Task instructions -> Please find all lines in the data that hold the string "exponent" and copy them.

Task data ->
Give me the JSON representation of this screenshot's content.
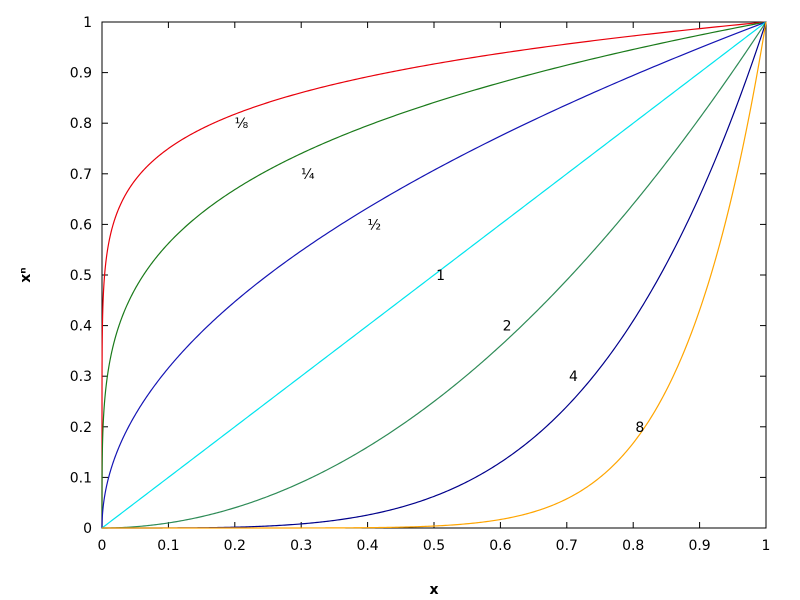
{
  "chart_data": {
    "type": "line",
    "title": "",
    "xlabel": "x",
    "ylabel": "xⁿ",
    "xlim": [
      0,
      1
    ],
    "ylim": [
      0,
      1
    ],
    "grid": false,
    "x_ticks": [
      "0",
      "0.1",
      "0.2",
      "0.3",
      "0.4",
      "0.5",
      "0.6",
      "0.7",
      "0.8",
      "0.9",
      "1"
    ],
    "y_ticks": [
      "0",
      "0.1",
      "0.2",
      "0.3",
      "0.4",
      "0.5",
      "0.6",
      "0.7",
      "0.8",
      "0.9",
      "1"
    ],
    "series": [
      {
        "name": "⅛",
        "exponent": 0.125,
        "color": "#e8000b",
        "label_at": [
          0.21,
          0.8
        ]
      },
      {
        "name": "¼",
        "exponent": 0.25,
        "color": "#1a7a1a",
        "label_at": [
          0.31,
          0.7
        ]
      },
      {
        "name": "½",
        "exponent": 0.5,
        "color": "#1414b4",
        "label_at": [
          0.41,
          0.6
        ]
      },
      {
        "name": "1",
        "exponent": 1,
        "color": "#00e5ee",
        "label_at": [
          0.51,
          0.5
        ]
      },
      {
        "name": "2",
        "exponent": 2,
        "color": "#2e8b57",
        "label_at": [
          0.61,
          0.4
        ]
      },
      {
        "name": "4",
        "exponent": 4,
        "color": "#00008b",
        "label_at": [
          0.71,
          0.3
        ]
      },
      {
        "name": "8",
        "exponent": 8,
        "color": "#ffa500",
        "label_at": [
          0.81,
          0.2
        ]
      }
    ]
  }
}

Expected output ->
        "exponent": 0.125,
        "exponent": 0.25,
        "exponent": 0.5,
        "exponent": 1,
        "exponent": 2,
        "exponent": 4,
        "exponent": 8,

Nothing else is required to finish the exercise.